**The exercise**
Look through the records below, and copy out every line that holds the string "color".

+ + + +

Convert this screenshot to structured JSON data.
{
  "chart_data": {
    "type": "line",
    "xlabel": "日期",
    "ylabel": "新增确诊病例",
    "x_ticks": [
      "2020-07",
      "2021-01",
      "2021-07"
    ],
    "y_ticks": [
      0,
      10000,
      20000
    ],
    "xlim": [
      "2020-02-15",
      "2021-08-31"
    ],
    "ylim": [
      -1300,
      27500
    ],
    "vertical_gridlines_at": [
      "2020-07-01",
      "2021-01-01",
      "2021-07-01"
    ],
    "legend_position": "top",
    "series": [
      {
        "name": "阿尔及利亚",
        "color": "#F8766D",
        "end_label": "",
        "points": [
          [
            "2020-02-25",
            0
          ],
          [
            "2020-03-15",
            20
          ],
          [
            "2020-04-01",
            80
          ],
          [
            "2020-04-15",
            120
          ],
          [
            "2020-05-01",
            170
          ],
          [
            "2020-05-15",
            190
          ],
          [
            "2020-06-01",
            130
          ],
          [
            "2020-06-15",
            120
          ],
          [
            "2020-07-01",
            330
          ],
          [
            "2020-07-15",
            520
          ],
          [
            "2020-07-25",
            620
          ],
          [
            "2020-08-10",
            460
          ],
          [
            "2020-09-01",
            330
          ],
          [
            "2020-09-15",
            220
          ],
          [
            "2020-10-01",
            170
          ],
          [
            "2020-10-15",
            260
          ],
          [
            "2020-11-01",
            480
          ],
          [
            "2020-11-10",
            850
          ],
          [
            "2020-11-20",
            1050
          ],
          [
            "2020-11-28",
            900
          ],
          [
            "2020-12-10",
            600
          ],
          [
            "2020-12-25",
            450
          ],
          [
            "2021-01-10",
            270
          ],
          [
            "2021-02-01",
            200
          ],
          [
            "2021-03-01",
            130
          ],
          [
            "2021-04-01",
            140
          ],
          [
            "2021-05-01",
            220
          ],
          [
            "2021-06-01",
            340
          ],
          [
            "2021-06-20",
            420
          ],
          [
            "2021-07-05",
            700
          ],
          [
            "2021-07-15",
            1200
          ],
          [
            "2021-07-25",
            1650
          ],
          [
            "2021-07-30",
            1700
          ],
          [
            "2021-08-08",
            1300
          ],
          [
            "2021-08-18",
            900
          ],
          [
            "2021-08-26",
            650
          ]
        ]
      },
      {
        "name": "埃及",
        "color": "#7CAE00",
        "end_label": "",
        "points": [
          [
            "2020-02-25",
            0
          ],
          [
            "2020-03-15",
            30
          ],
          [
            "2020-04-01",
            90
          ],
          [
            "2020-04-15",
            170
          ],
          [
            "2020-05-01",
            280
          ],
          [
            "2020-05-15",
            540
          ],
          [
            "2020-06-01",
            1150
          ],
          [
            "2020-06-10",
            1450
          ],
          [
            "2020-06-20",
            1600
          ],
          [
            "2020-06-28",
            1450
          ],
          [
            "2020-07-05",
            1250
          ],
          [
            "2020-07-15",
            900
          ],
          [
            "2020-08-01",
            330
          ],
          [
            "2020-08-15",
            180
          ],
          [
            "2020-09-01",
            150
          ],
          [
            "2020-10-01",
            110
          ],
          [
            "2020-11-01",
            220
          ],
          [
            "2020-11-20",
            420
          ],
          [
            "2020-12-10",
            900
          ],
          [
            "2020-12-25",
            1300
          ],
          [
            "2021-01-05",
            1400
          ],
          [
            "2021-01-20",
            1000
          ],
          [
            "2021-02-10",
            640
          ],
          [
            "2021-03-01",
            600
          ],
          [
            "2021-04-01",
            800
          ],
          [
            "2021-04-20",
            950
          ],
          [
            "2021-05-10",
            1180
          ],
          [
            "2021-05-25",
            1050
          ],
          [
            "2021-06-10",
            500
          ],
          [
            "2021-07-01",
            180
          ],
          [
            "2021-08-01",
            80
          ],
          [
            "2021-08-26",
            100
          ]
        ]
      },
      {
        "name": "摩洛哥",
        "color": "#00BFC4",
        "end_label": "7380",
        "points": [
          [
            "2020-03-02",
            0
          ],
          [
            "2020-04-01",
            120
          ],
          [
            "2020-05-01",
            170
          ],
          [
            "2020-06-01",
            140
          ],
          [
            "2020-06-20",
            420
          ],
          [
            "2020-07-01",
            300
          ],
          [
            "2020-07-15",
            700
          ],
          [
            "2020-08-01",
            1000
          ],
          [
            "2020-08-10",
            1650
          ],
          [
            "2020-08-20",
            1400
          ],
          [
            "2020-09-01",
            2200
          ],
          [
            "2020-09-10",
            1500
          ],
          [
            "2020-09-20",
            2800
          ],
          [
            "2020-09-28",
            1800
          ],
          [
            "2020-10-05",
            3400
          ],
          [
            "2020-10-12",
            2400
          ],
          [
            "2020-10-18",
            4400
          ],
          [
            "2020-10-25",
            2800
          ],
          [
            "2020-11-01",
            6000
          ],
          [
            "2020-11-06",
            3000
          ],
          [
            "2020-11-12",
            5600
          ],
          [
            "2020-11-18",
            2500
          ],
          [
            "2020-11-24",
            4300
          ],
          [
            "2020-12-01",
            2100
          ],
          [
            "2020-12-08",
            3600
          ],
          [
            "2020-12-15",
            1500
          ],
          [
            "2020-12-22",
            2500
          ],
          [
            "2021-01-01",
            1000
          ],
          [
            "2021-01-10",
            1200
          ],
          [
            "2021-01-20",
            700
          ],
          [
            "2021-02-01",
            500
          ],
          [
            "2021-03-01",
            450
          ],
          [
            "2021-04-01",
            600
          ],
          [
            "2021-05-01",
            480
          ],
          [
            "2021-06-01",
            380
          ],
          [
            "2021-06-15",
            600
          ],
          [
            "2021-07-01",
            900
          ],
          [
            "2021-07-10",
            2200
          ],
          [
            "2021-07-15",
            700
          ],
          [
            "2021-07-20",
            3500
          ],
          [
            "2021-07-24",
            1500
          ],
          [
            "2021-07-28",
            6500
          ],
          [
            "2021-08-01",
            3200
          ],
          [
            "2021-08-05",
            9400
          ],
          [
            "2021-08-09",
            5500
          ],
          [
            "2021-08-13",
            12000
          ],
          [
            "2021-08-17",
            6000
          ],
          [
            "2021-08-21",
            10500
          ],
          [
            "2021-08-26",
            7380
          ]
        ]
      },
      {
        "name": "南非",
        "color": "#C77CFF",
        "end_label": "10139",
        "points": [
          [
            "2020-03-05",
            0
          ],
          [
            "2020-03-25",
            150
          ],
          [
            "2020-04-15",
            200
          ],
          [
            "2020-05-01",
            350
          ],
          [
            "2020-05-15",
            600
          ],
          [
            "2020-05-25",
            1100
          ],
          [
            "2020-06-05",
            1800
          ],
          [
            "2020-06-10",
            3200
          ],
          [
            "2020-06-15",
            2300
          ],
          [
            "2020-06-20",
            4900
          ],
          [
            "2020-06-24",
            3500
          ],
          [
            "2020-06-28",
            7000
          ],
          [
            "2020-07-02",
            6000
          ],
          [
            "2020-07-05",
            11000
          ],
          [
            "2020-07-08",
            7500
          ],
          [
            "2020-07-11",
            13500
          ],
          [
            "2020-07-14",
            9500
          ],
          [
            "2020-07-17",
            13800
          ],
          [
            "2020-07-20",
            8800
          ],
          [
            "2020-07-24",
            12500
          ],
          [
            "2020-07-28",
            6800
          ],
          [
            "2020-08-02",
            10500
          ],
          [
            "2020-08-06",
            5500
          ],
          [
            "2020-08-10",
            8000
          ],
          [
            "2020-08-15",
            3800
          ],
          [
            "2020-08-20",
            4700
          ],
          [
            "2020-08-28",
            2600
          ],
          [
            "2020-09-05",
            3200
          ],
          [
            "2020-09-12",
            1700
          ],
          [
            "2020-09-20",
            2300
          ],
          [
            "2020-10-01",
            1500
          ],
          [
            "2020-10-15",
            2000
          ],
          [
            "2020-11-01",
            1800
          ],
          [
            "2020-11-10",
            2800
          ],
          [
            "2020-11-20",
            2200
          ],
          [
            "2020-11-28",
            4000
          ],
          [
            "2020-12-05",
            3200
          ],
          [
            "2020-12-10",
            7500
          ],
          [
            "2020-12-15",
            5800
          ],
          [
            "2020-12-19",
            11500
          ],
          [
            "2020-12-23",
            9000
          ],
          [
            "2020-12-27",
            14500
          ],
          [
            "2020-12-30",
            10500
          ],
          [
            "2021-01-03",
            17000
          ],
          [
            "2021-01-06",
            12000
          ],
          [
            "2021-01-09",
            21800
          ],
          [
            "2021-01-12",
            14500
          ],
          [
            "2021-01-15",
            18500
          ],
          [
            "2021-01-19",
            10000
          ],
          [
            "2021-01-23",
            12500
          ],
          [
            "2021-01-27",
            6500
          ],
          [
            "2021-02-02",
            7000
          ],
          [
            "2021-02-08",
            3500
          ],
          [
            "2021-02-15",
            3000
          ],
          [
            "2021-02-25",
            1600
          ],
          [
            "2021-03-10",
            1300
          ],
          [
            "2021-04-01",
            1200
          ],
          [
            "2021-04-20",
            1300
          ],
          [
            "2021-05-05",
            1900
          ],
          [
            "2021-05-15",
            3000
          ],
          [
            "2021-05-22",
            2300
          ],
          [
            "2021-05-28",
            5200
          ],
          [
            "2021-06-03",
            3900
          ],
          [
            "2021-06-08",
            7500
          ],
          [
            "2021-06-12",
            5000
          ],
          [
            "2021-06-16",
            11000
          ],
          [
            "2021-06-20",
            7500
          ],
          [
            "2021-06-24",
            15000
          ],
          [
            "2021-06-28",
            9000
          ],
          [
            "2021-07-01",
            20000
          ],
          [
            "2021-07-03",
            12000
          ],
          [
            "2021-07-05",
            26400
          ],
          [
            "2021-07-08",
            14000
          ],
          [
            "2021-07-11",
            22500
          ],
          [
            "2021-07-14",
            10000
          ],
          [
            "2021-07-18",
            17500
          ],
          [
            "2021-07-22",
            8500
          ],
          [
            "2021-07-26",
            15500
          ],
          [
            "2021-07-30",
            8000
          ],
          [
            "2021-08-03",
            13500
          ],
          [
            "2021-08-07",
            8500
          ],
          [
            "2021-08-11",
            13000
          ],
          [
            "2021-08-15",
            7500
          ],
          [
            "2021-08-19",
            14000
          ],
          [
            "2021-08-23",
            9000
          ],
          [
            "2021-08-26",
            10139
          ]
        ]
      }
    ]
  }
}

+ + + +

**Answer to the exercise**
        "color": "#F8766D",
        "color": "#7CAE00",
        "color": "#00BFC4",
        "color": "#C77CFF",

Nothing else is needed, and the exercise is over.